Written task: Output a Markdown table with columns "Index" and "Record line," starting with the line that contains "139, 520, 152]" and going on through the line that contains "322, 132, 351]". Number each row and leave out blank lines.

Extracted records:
* * *

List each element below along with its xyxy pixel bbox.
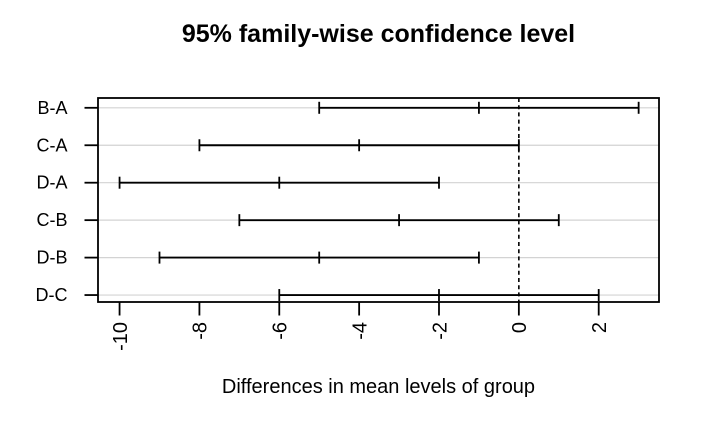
ci-interval-C-A	[198, 139, 520, 152]
ci-interval-B-A	[318, 101, 640, 114]
ci-interval-D-B	[158, 251, 480, 264]
x-tick-label--6: -6	[270, 322, 292, 340]
ci-interval-C-B	[238, 214, 560, 227]
y-tick-label-D-B: D-B	[37, 248, 68, 268]
y-tick-label-B-A: B-A	[37, 98, 67, 118]
x-tick-label-0: 0	[509, 322, 531, 333]
x-tick-label--10: -10	[110, 322, 132, 351]
x-tick-label-2: 2	[589, 322, 611, 333]
ci-interval-D-A	[118, 176, 440, 189]
plot-box	[97, 97, 660, 303]
y-tick-label-D-A: D-A	[37, 173, 68, 193]
y-tick-label-D-C: D-C	[36, 285, 68, 305]
x-tick-label--2: -2	[429, 322, 451, 340]
x-tick-label--8: -8	[190, 322, 212, 340]
x-axis-title: Differences in mean levels of group	[221, 376, 536, 398]
ci-interval-D-C	[278, 289, 600, 302]
y-tick-label-C-B: C-B	[37, 210, 68, 230]
y-tick-label-C-A: C-A	[37, 135, 68, 155]
x-tick-label--4: -4	[349, 322, 371, 340]
chart-title: 95% family-wise confidence level	[181, 20, 576, 48]
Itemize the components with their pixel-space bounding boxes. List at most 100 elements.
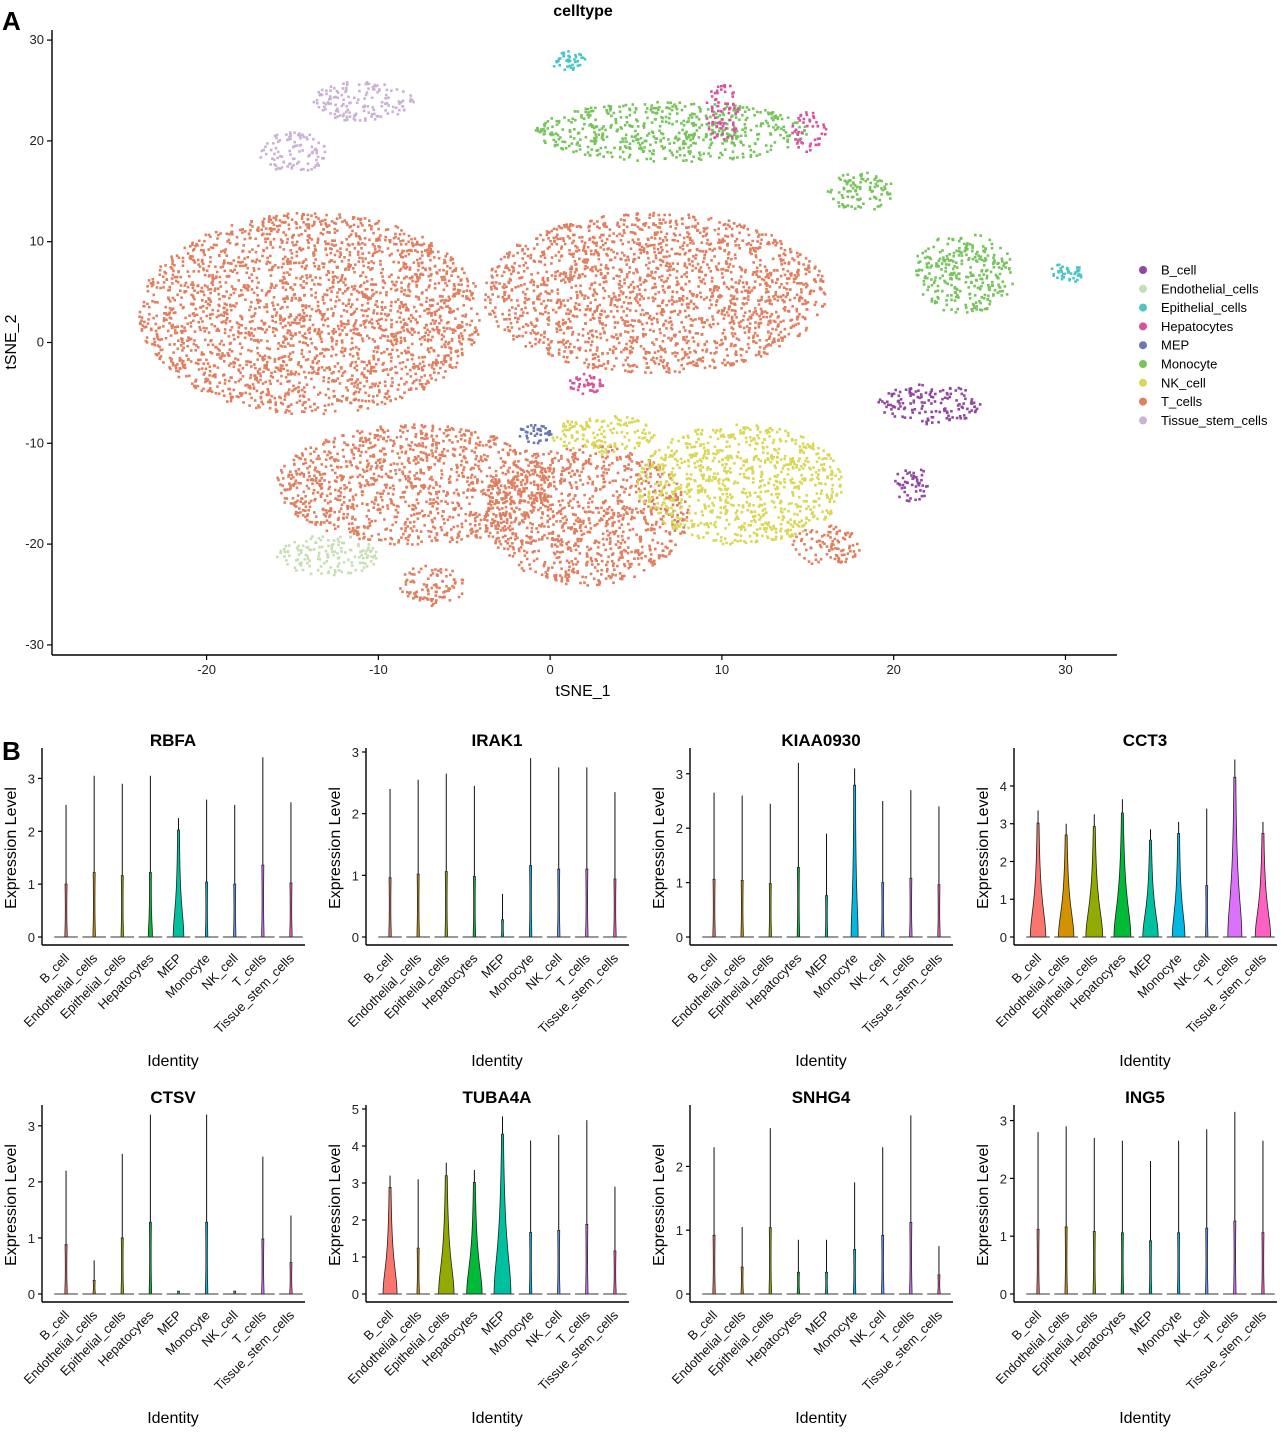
violin-y-label: Expression Level [3,787,20,909]
violin-shape-mep [172,829,185,938]
violin-y-tick-label: 0 [28,1287,35,1302]
tsne-cluster-t_cells-2 [276,423,552,546]
violin-shape-monocyte [1171,832,1186,938]
violin-x-label: Identity [147,1410,199,1427]
violin-y-tick-label: 3 [1000,1114,1007,1129]
violin-shape-mep [493,1133,512,1295]
tsne-y-tick-label: -20 [25,536,44,551]
violin-shape-epithelial_cells [1092,1231,1096,1295]
violin-shape-endothelial_cells [740,1266,744,1295]
violin-title: KIAA0930 [781,731,860,750]
legend-label-b_cell: B_cell [1161,263,1197,278]
violin-shape-hepatocytes [147,872,153,938]
violin-shape-hepatocytes [466,1182,483,1295]
tsne-cluster-hepatocytes-17 [705,84,740,141]
legend-label-epithelial_cells: Epithelial_cells [1161,300,1247,315]
violin-panel-tuba4a: TUBA4AB_cellEndothelial_cellsEpithelial_… [327,1088,629,1427]
violin-y-tick-label: 0 [352,930,359,945]
tsne-cluster-b_cell-9 [894,468,929,503]
violin-shape-t_cells [1233,1220,1237,1295]
violin-panel-ing5: ING5B_cellEndothelial_cellsEpithelial_ce… [975,1088,1277,1427]
tsne-cluster-endothelial_cells-15 [276,535,378,577]
tsne-cluster-t_cells-3 [483,443,690,587]
violin-shape-b_cell [64,883,68,938]
legend-label-tissue_stem_cells: Tissue_stem_cells [1161,413,1268,428]
legend-swatch-tissue_stem_cells [1139,416,1147,425]
violin-shape-epithelial_cells [444,871,448,938]
tsne-legend: B_cell Endothelial_cells Epithelial_cells H… [1139,263,1268,428]
violin-y-tick-label: 2 [28,824,35,839]
legend-label-monocyte: Monocyte [1161,357,1217,372]
violin-shape-nk_cell [881,882,885,938]
violin-panel-rbfa: RBFAB_cellEndothelial_cellsEpithelial_ce… [3,731,305,1070]
tsne-x-tick-label: -20 [197,662,216,677]
legend-swatch-monocyte [1139,360,1147,368]
tsne-y-tick-label: -30 [25,637,44,652]
violin-shape-endothelial_cells [416,873,420,938]
tsne-cluster-b_cell-8 [877,383,982,426]
violin-shape-endothelial_cells [1064,1226,1068,1295]
tsne-x-tick-label: 20 [886,662,900,677]
violin-shape-tissue_stem_cells [1261,1232,1265,1295]
violin-shape-nk_cell [1205,885,1209,938]
violin-panel-kiaa0930: KIAA0930B_cellEndothelial_cellsEpithelia… [651,731,953,1070]
violin-shape-endothelial_cells [740,880,744,938]
violin-shape-tissue_stem_cells [937,884,941,938]
tsne-cluster-mep-21 [518,424,553,445]
violin-shape-tissue_stem_cells [289,882,293,938]
violin-shape-nk_cell [881,1234,885,1295]
violin-panel-irak1: IRAK1B_cellEndothelial_cellsEpithelial_c… [327,731,629,1070]
tsne-x-tick-label: 0 [547,662,554,677]
violin-shape-tissue_stem_cells [613,878,617,938]
violin-title: ING5 [1125,1088,1165,1107]
violin-y-tick-label: 2 [1000,1171,1007,1186]
violin-shape-endothelial_cells [1058,834,1075,938]
violin-y-tick-label: 3 [352,1176,359,1191]
tsne-x-tick-label: 10 [715,662,729,677]
tsne-cluster-tissue_stem_cells-13 [312,80,415,122]
legend-swatch-endothelial_cells [1139,284,1147,293]
violin-y-tick-label: 1 [28,1231,35,1246]
violin-y-label: Expression Level [975,787,992,909]
violin-x-label: Identity [471,1053,523,1070]
legend-label-hepatocytes: Hepatocytes [1161,319,1234,334]
violin-y-tick-label: 2 [352,1213,359,1228]
violin-shape-monocyte [205,1221,209,1295]
violin-title: SNHG4 [792,1088,851,1107]
tsne-x-tick-label: -10 [369,662,388,677]
violin-shape-t_cells [909,877,913,938]
violin-y-label: Expression Level [327,1144,344,1266]
violin-x-label: Identity [1119,1410,1171,1427]
violin-y-tick-label: 1 [28,877,35,892]
tsne-x-axis-label: tSNE_1 [555,683,610,700]
tsne-cluster-monocyte-10 [534,100,808,163]
violin-y-tick-label: 1 [352,868,359,883]
violin-shape-b_cell [1036,1228,1040,1295]
tsne-y-tick-label: 30 [30,32,44,47]
violin-shape-epithelial_cells [120,1237,124,1295]
violin-y-tick-label: 1 [676,876,683,891]
violin-shape-t_cells [585,868,589,938]
violin-shape-epithelial_cells [120,875,124,938]
violin-shape-t_cells [909,1222,913,1295]
tsne-y-tick-label: -10 [25,435,44,450]
violin-shape-monocyte [205,881,209,938]
violin-panels: RBFAB_cellEndothelial_cellsEpithelial_ce… [3,731,1277,1427]
tsne-cluster-monocyte-11 [826,171,893,211]
violin-shape-hepatocytes [148,1221,152,1295]
panel-b-label: B [2,736,21,766]
violin-y-tick-label: 0 [352,1287,359,1302]
tsne-cluster-t_cells-1 [483,211,827,374]
violin-y-tick-label: 0 [1000,930,1007,945]
tsne-cluster-t_cells-0 [138,212,481,416]
violin-y-tick-label: 3 [676,767,683,782]
violin-shape-mep [824,1271,829,1295]
violin-shape-b_cell [712,878,716,938]
violin-shape-t_cells [261,1238,265,1295]
legend-label-endothelial_cells: Endothelial_cells [1161,281,1259,296]
violin-y-tick-label: 1 [1000,1229,1007,1244]
legend-label-nk_cell: NK_cell [1161,375,1206,390]
violin-y-tick-label: 0 [676,930,683,945]
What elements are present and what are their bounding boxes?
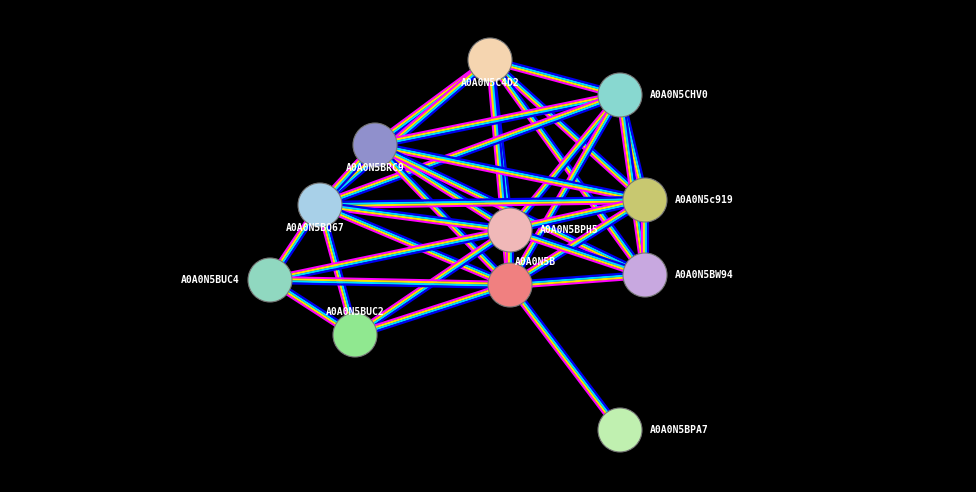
Circle shape <box>488 263 532 307</box>
Circle shape <box>598 408 642 452</box>
Circle shape <box>298 183 342 227</box>
Circle shape <box>623 253 667 297</box>
Text: A0A0N5CHV0: A0A0N5CHV0 <box>650 90 709 100</box>
Text: A0A0N5BUC2: A0A0N5BUC2 <box>326 307 385 317</box>
Circle shape <box>353 123 397 167</box>
Text: A0A0N5BUC4: A0A0N5BUC4 <box>182 275 240 285</box>
Text: A0A0N5BPH5: A0A0N5BPH5 <box>540 225 598 235</box>
Text: A0A0N5BW94: A0A0N5BW94 <box>675 270 734 280</box>
Text: A0A0N5C4D2: A0A0N5C4D2 <box>461 78 519 88</box>
Circle shape <box>468 38 512 82</box>
Text: A0A0N5B: A0A0N5B <box>515 257 556 267</box>
Circle shape <box>248 258 292 302</box>
Text: A0A0N5BPA7: A0A0N5BPA7 <box>650 425 709 435</box>
Circle shape <box>598 73 642 117</box>
Circle shape <box>488 208 532 252</box>
Text: A0A0N5BQ67: A0A0N5BQ67 <box>286 223 345 233</box>
Text: A0A0N5BRC9: A0A0N5BRC9 <box>346 163 404 173</box>
Circle shape <box>333 313 377 357</box>
Text: A0A0N5c919: A0A0N5c919 <box>675 195 734 205</box>
Circle shape <box>623 178 667 222</box>
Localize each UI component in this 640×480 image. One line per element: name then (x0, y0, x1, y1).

* * *

Expected output:
| Index | Record line |
|---|---|
| 1 | ci-interval-C-A	[198, 139, 520, 152] |
| 2 | ci-interval-B-A	[318, 101, 640, 114] |
| 3 | ci-interval-D-B	[158, 251, 480, 264] |
| 4 | x-tick-label--6: -6	[270, 322, 292, 340] |
| 5 | ci-interval-C-B	[238, 214, 560, 227] |
| 6 | y-tick-label-D-B: D-B	[37, 248, 68, 268] |
| 7 | y-tick-label-B-A: B-A	[37, 98, 67, 118] |
| 8 | x-tick-label-0: 0	[509, 322, 531, 333] |
| 9 | x-tick-label--10: -10	[110, 322, 132, 351] |